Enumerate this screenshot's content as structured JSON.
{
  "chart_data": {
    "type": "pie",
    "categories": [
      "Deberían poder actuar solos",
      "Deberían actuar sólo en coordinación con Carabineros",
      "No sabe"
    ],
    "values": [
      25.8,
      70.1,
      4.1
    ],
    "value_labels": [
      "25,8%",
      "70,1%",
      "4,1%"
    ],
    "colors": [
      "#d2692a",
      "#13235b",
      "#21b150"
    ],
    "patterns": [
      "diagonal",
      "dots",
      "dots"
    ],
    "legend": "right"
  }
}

========

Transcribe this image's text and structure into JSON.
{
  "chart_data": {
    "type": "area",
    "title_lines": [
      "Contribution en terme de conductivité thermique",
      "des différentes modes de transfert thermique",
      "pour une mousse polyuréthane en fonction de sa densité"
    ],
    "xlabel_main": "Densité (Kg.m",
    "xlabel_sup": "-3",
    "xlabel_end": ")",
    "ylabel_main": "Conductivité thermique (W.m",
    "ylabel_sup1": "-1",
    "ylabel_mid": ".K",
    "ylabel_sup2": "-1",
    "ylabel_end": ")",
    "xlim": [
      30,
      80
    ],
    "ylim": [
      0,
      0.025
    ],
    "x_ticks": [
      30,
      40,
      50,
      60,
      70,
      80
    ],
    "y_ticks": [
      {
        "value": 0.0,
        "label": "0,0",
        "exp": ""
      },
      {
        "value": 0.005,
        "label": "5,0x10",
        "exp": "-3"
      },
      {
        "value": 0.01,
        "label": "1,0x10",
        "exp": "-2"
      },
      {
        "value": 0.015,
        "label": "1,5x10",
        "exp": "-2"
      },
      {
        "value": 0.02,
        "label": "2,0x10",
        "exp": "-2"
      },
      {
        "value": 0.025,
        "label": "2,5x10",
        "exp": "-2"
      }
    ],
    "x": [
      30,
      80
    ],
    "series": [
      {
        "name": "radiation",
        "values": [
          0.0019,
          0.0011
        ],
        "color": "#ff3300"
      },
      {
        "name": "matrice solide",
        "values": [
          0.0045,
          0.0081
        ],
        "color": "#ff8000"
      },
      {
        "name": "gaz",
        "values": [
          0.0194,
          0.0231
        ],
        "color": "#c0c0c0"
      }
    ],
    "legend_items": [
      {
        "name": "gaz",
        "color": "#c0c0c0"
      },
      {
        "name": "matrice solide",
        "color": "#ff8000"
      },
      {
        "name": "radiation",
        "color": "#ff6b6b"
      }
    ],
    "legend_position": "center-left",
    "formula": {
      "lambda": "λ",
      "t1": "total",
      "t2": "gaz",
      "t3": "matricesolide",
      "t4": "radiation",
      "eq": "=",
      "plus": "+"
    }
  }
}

========

◆ **Task prompt**
Search the listing for the word "thermique" and return each line that holds it.

◆ **Result**
      "Contribution en terme de conductivité thermique",
      "des différentes modes de transfert thermique",
    "ylabel_main": "Conductivité thermique (W.m",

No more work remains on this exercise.